### MATERIALS PROVIDED

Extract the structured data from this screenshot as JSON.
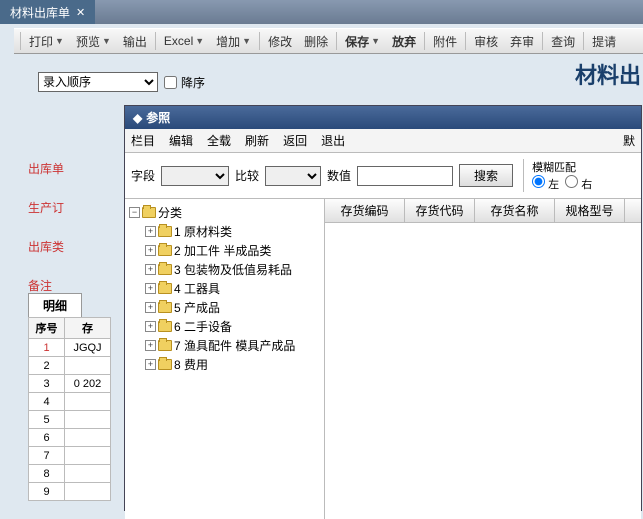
{
  "window": {
    "tab_title": "材料出库单"
  },
  "toolbar": {
    "print": "打印",
    "preview": "预览",
    "output": "输出",
    "excel": "Excel",
    "add": "增加",
    "modify": "修改",
    "delete": "删除",
    "save": "保存",
    "cancel": "放弃",
    "attach": "附件",
    "audit": "审核",
    "unaudit": "弃审",
    "query": "查询",
    "submit": "提请"
  },
  "page_title": "材料出",
  "order": {
    "select_label": "录入顺序",
    "desc_label": "降序"
  },
  "left_labels": {
    "a": "出库单",
    "b": "生产订",
    "c": "出库类",
    "d": "备注"
  },
  "detail": {
    "tab": "明细",
    "cols": {
      "idx": "序号",
      "inv": "存",
      "inv2": "存"
    },
    "rows": [
      {
        "idx": "1",
        "inv": "JGQJ"
      },
      {
        "idx": "2",
        "inv": ""
      },
      {
        "idx": "3",
        "inv": "0 202"
      },
      {
        "idx": "4",
        "inv": ""
      },
      {
        "idx": "5",
        "inv": ""
      },
      {
        "idx": "6",
        "inv": ""
      },
      {
        "idx": "7",
        "inv": ""
      },
      {
        "idx": "8",
        "inv": ""
      },
      {
        "idx": "9",
        "inv": ""
      }
    ]
  },
  "dialog": {
    "title": "参照",
    "menu": {
      "col": "栏目",
      "edit": "编辑",
      "all": "全载",
      "refresh": "刷新",
      "back": "返回",
      "exit": "退出",
      "def": "默"
    },
    "search": {
      "field_lbl": "字段",
      "cmp_lbl": "比较",
      "val_lbl": "数值",
      "btn": "搜索",
      "match_lbl": "模糊匹配",
      "left": "左",
      "right": "右"
    },
    "tree": {
      "root": "分类",
      "items": [
        {
          "code": "1",
          "name": "原材料类"
        },
        {
          "code": "2",
          "name": "加工件 半成品类"
        },
        {
          "code": "3",
          "name": "包装物及低值易耗品"
        },
        {
          "code": "4",
          "name": "工器具"
        },
        {
          "code": "5",
          "name": "产成品"
        },
        {
          "code": "6",
          "name": "二手设备"
        },
        {
          "code": "7",
          "name": "渔具配件 模具产成品"
        },
        {
          "code": "8",
          "name": "费用"
        }
      ]
    },
    "list_cols": {
      "code": "存货编码",
      "alias": "存货代码",
      "name": "存货名称",
      "spec": "规格型号"
    }
  }
}
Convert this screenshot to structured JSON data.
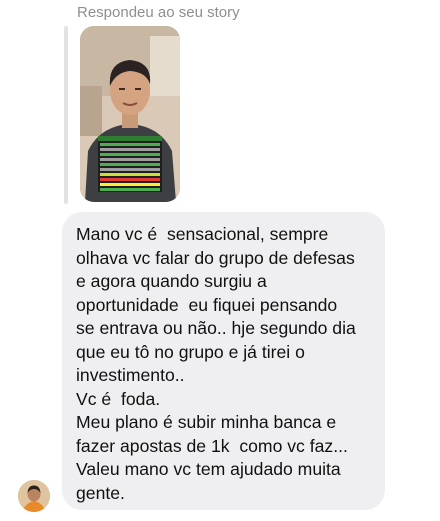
{
  "story_reply": {
    "label": "Respondeu ao seu story"
  },
  "message": {
    "lines": [
      "Mano vc é  sensacional, sempre",
      "olhava vc falar do grupo de defesas",
      "e agora quando surgiu a",
      "oportunidade  eu fiquei pensando",
      "se entrava ou não.. hje segundo dia",
      "que eu tô no grupo e já tirei o",
      "investimento..",
      "Vc é  foda.",
      "Meu plano é subir minha banca e",
      "fazer apostas de 1k  como vc faz...",
      "Valeu mano vc tem ajudado muita",
      "gente."
    ]
  },
  "colors": {
    "bubble_bg": "#efeff1",
    "text": "#111111",
    "label": "#8e8e93",
    "reply_bar": "#e3e3e7"
  }
}
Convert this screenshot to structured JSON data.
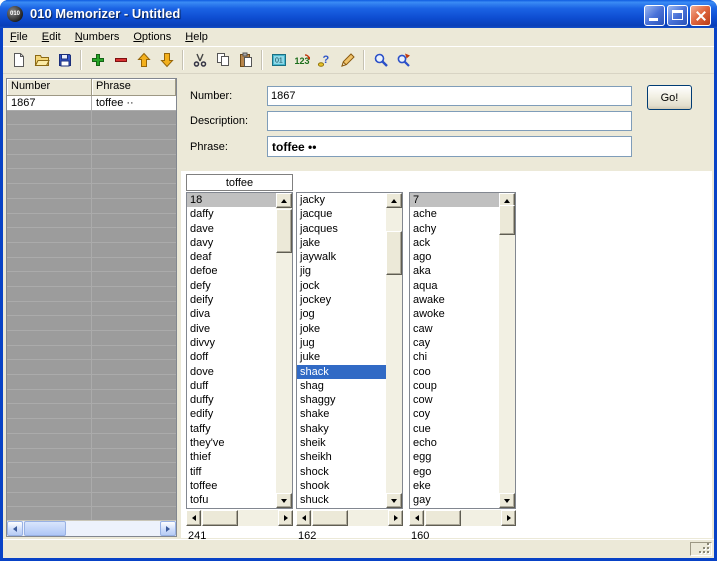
{
  "window": {
    "title": "010 Memorizer - Untitled",
    "controls": [
      "minimize",
      "maximize",
      "close"
    ]
  },
  "menu": {
    "items": [
      "File",
      "Edit",
      "Numbers",
      "Options",
      "Help"
    ]
  },
  "toolbar": {
    "items": [
      "new-document",
      "open-folder",
      "save",
      "separator",
      "add-number",
      "remove-number",
      "move-up",
      "move-down",
      "separator",
      "cut",
      "copy",
      "paste",
      "separator",
      "number-image",
      "renumber",
      "quiz",
      "edit-pencil",
      "separator",
      "search",
      "search-next"
    ]
  },
  "table": {
    "columns": [
      "Number",
      "Phrase"
    ],
    "rows": [
      {
        "number": "1867",
        "phrase": "toffee ··"
      }
    ],
    "empty_rows": 28
  },
  "form": {
    "number_label": "Number:",
    "number_value": "1867",
    "go_button": "Go!",
    "description_label": "Description:",
    "description_value": "",
    "phrase_label": "Phrase:",
    "phrase_value": "toffee ••"
  },
  "lists": [
    {
      "header": "toffee",
      "count": "241",
      "selected_index": 0,
      "selection": "inactive",
      "items": [
        "18",
        "daffy",
        "dave",
        "davy",
        "deaf",
        "defoe",
        "defy",
        "deify",
        "diva",
        "dive",
        "divvy",
        "doff",
        "dove",
        "duff",
        "duffy",
        "edify",
        "taffy",
        "they've",
        "thief",
        "tiff",
        "toffee",
        "tofu"
      ]
    },
    {
      "header": "",
      "count": "162",
      "selected_index": 12,
      "selection": "active",
      "items": [
        "jacky",
        "jacque",
        "jacques",
        "jake",
        "jaywalk",
        "jig",
        "jock",
        "jockey",
        "jog",
        "joke",
        "jug",
        "juke",
        "shack",
        "shag",
        "shaggy",
        "shake",
        "shaky",
        "sheik",
        "sheikh",
        "shock",
        "shook",
        "shuck"
      ]
    },
    {
      "header": "",
      "count": "160",
      "selected_index": 0,
      "selection": "inactive",
      "items": [
        "7",
        "ache",
        "achy",
        "ack",
        "ago",
        "aka",
        "aqua",
        "awake",
        "awoke",
        "caw",
        "cay",
        "chi",
        "coo",
        "coup",
        "cow",
        "coy",
        "cue",
        "echo",
        "egg",
        "ego",
        "eke",
        "gay"
      ]
    }
  ],
  "colors": {
    "titlebar_top": "#3A8BF4",
    "titlebar_bottom": "#0A3FB8",
    "frame": "#0842C6",
    "window_bg": "#ECE9D8",
    "selection_active": "#316AC5",
    "selection_inactive": "#C0C0C0"
  }
}
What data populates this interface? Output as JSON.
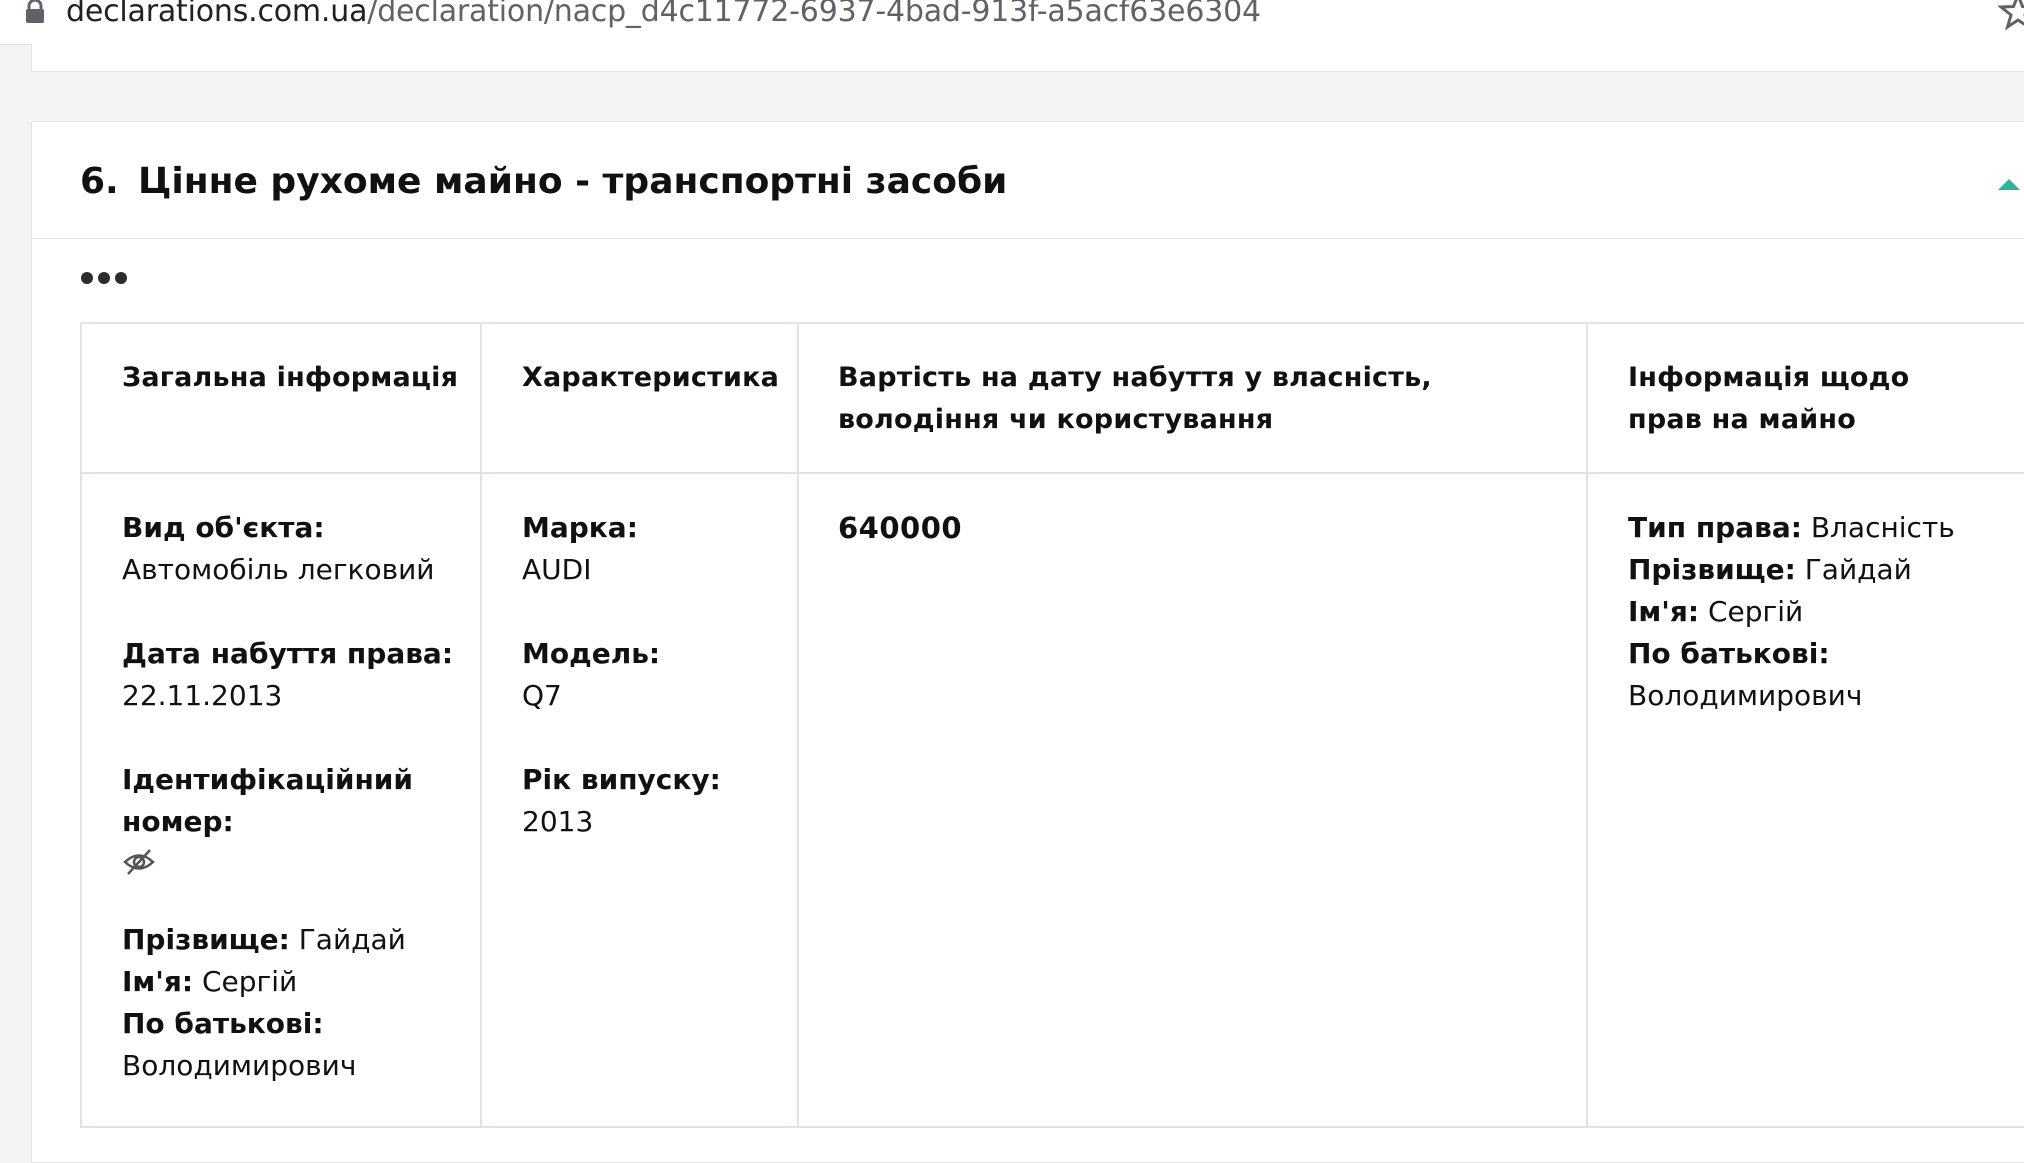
{
  "browser": {
    "url_host": "declarations.com.ua",
    "url_path": "/declaration/nacp_d4c11772-6937-4bad-913f-a5acf63e6304",
    "lock_icon": "lock-icon",
    "star_icon": "star-icon"
  },
  "section": {
    "number": "6.",
    "title": "Цінне рухоме майно - транспортні засоби",
    "collapse_icon": "caret-up-icon",
    "more_icon": "more-dots-icon",
    "accent_color": "#2fb3a0"
  },
  "table": {
    "headers": [
      "Загальна інформація",
      "Характеристика",
      "Вартість на дату набуття у власність, володіння чи користування",
      "Інформація щодо прав на майно"
    ],
    "row": {
      "general": {
        "object_type_label": "Вид об'єкта:",
        "object_type_value": "Автомобіль легковий",
        "acq_date_label": "Дата набуття права:",
        "acq_date_value": "22.11.2013",
        "id_label": "Ідентифікаційний номер:",
        "id_icon": "hidden-eye-icon",
        "surname_label": "Прізвище:",
        "surname_value": "Гайдай",
        "name_label": "Ім'я:",
        "name_value": "Сергій",
        "patronymic_label": "По батькові:",
        "patronymic_value": "Володимирович"
      },
      "characteristics": {
        "brand_label": "Марка:",
        "brand_value": "AUDI",
        "model_label": "Модель:",
        "model_value": "Q7",
        "year_label": "Рік випуску:",
        "year_value": "2013"
      },
      "cost": "640000",
      "rights": {
        "type_label": "Тип права:",
        "type_value": "Власність",
        "surname_label": "Прізвище:",
        "surname_value": "Гайдай",
        "name_label": "Ім'я:",
        "name_value": "Сергій",
        "patronymic_label": "По батькові:",
        "patronymic_value": "Володимирович"
      }
    }
  }
}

######

### SET EXERCISE
Every line of the material is to be quoted exactly, with no pictures carried over.

### FINAL RESULT
Extract the structured data from this screenshot as JSON.
{
  "window": {
    "tab_title": "材料出库单"
  },
  "toolbar": {
    "print": "打印",
    "preview": "预览",
    "output": "输出",
    "excel": "Excel",
    "add": "增加",
    "modify": "修改",
    "delete": "删除",
    "save": "保存",
    "cancel": "放弃",
    "attach": "附件",
    "audit": "审核",
    "unaudit": "弃审",
    "query": "查询",
    "submit": "提请"
  },
  "page_title": "材料出",
  "order": {
    "select_label": "录入顺序",
    "desc_label": "降序"
  },
  "left_labels": {
    "a": "出库单",
    "b": "生产订",
    "c": "出库类",
    "d": "备注"
  },
  "detail": {
    "tab": "明细",
    "cols": {
      "idx": "序号",
      "inv": "存",
      "inv2": "存"
    },
    "rows": [
      {
        "idx": "1",
        "inv": "JGQJ"
      },
      {
        "idx": "2",
        "inv": ""
      },
      {
        "idx": "3",
        "inv": "0 202"
      },
      {
        "idx": "4",
        "inv": ""
      },
      {
        "idx": "5",
        "inv": ""
      },
      {
        "idx": "6",
        "inv": ""
      },
      {
        "idx": "7",
        "inv": ""
      },
      {
        "idx": "8",
        "inv": ""
      },
      {
        "idx": "9",
        "inv": ""
      }
    ]
  },
  "dialog": {
    "title": "参照",
    "menu": {
      "col": "栏目",
      "edit": "编辑",
      "all": "全载",
      "refresh": "刷新",
      "back": "返回",
      "exit": "退出",
      "def": "默"
    },
    "search": {
      "field_lbl": "字段",
      "cmp_lbl": "比较",
      "val_lbl": "数值",
      "btn": "搜索",
      "match_lbl": "模糊匹配",
      "left": "左",
      "right": "右"
    },
    "tree": {
      "root": "分类",
      "items": [
        {
          "code": "1",
          "name": "原材料类"
        },
        {
          "code": "2",
          "name": "加工件 半成品类"
        },
        {
          "code": "3",
          "name": "包装物及低值易耗品"
        },
        {
          "code": "4",
          "name": "工器具"
        },
        {
          "code": "5",
          "name": "产成品"
        },
        {
          "code": "6",
          "name": "二手设备"
        },
        {
          "code": "7",
          "name": "渔具配件 模具产成品"
        },
        {
          "code": "8",
          "name": "费用"
        }
      ]
    },
    "list_cols": {
      "code": "存货编码",
      "alias": "存货代码",
      "name": "存货名称",
      "spec": "规格型号"
    }
  }
}
Convert this screenshot to structured JSON data.
{
  "story_reply": {
    "label": "Respondeu ao seu story"
  },
  "message": {
    "lines": [
      "Mano vc é  sensacional, sempre",
      "olhava vc falar do grupo de defesas",
      "e agora quando surgiu a",
      "oportunidade  eu fiquei pensando",
      "se entrava ou não.. hje segundo dia",
      "que eu tô no grupo e já tirei o",
      "investimento..",
      "Vc é  foda.",
      "Meu plano é subir minha banca e",
      "fazer apostas de 1k  como vc faz...",
      "Valeu mano vc tem ajudado muita",
      "gente."
    ]
  },
  "colors": {
    "bubble_bg": "#efeff1",
    "text": "#111111",
    "label": "#8e8e93",
    "reply_bar": "#e3e3e7"
  }
}
Convert this screenshot to structured JSON data.
{
  "window": {
    "title": "010 Memorizer - Untitled",
    "controls": [
      "minimize",
      "maximize",
      "close"
    ]
  },
  "menu": {
    "items": [
      "File",
      "Edit",
      "Numbers",
      "Options",
      "Help"
    ]
  },
  "toolbar": {
    "items": [
      "new-document",
      "open-folder",
      "save",
      "separator",
      "add-number",
      "remove-number",
      "move-up",
      "move-down",
      "separator",
      "cut",
      "copy",
      "paste",
      "separator",
      "number-image",
      "renumber",
      "quiz",
      "edit-pencil",
      "separator",
      "search",
      "search-next"
    ]
  },
  "table": {
    "columns": [
      "Number",
      "Phrase"
    ],
    "rows": [
      {
        "number": "1867",
        "phrase": "toffee ··"
      }
    ],
    "empty_rows": 28
  },
  "form": {
    "number_label": "Number:",
    "number_value": "1867",
    "go_button": "Go!",
    "description_label": "Description:",
    "description_value": "",
    "phrase_label": "Phrase:",
    "phrase_value": "toffee ••"
  },
  "lists": [
    {
      "header": "toffee",
      "count": "241",
      "selected_index": 0,
      "selection": "inactive",
      "items": [
        "18",
        "daffy",
        "dave",
        "davy",
        "deaf",
        "defoe",
        "defy",
        "deify",
        "diva",
        "dive",
        "divvy",
        "doff",
        "dove",
        "duff",
        "duffy",
        "edify",
        "taffy",
        "they've",
        "thief",
        "tiff",
        "toffee",
        "tofu"
      ]
    },
    {
      "header": "",
      "count": "162",
      "selected_index": 12,
      "selection": "active",
      "items": [
        "jacky",
        "jacque",
        "jacques",
        "jake",
        "jaywalk",
        "jig",
        "jock",
        "jockey",
        "jog",
        "joke",
        "jug",
        "juke",
        "shack",
        "shag",
        "shaggy",
        "shake",
        "shaky",
        "sheik",
        "sheikh",
        "shock",
        "shook",
        "shuck"
      ]
    },
    {
      "header": "",
      "count": "160",
      "selected_index": 0,
      "selection": "inactive",
      "items": [
        "7",
        "ache",
        "achy",
        "ack",
        "ago",
        "aka",
        "aqua",
        "awake",
        "awoke",
        "caw",
        "cay",
        "chi",
        "coo",
        "coup",
        "cow",
        "coy",
        "cue",
        "echo",
        "egg",
        "ego",
        "eke",
        "gay"
      ]
    }
  ],
  "colors": {
    "titlebar_top": "#3A8BF4",
    "titlebar_bottom": "#0A3FB8",
    "frame": "#0842C6",
    "window_bg": "#ECE9D8",
    "selection_active": "#316AC5",
    "selection_inactive": "#C0C0C0"
  }
}
What data populates this interface? Output as JSON.
{
  "browser": {
    "url_host": "declarations.com.ua",
    "url_path": "/declaration/nacp_d4c11772-6937-4bad-913f-a5acf63e6304",
    "lock_icon": "lock-icon",
    "star_icon": "star-icon"
  },
  "section": {
    "number": "6.",
    "title": "Цінне рухоме майно - транспортні засоби",
    "collapse_icon": "caret-up-icon",
    "more_icon": "more-dots-icon",
    "accent_color": "#2fb3a0"
  },
  "table": {
    "headers": [
      "Загальна інформація",
      "Характеристика",
      "Вартість на дату набуття у власність, володіння чи користування",
      "Інформація щодо прав на майно"
    ],
    "row": {
      "general": {
        "object_type_label": "Вид об'єкта:",
        "object_type_value": "Автомобіль легковий",
        "acq_date_label": "Дата набуття права:",
        "acq_date_value": "22.11.2013",
        "id_label": "Ідентифікаційний номер:",
        "id_icon": "hidden-eye-icon",
        "surname_label": "Прізвище:",
        "surname_value": "Гайдай",
        "name_label": "Ім'я:",
        "name_value": "Сергій",
        "patronymic_label": "По батькові:",
        "patronymic_value": "Володимирович"
      },
      "characteristics": {
        "brand_label": "Марка:",
        "brand_value": "AUDI",
        "model_label": "Модель:",
        "model_value": "Q7",
        "year_label": "Рік випуску:",
        "year_value": "2013"
      },
      "cost": "640000",
      "rights": {
        "type_label": "Тип права:",
        "type_value": "Власність",
        "surname_label": "Прізвище:",
        "surname_value": "Гайдай",
        "name_label": "Ім'я:",
        "name_value": "Сергій",
        "patronymic_label": "По батькові:",
        "patronymic_value": "Володимирович"
      }
    }
  }
}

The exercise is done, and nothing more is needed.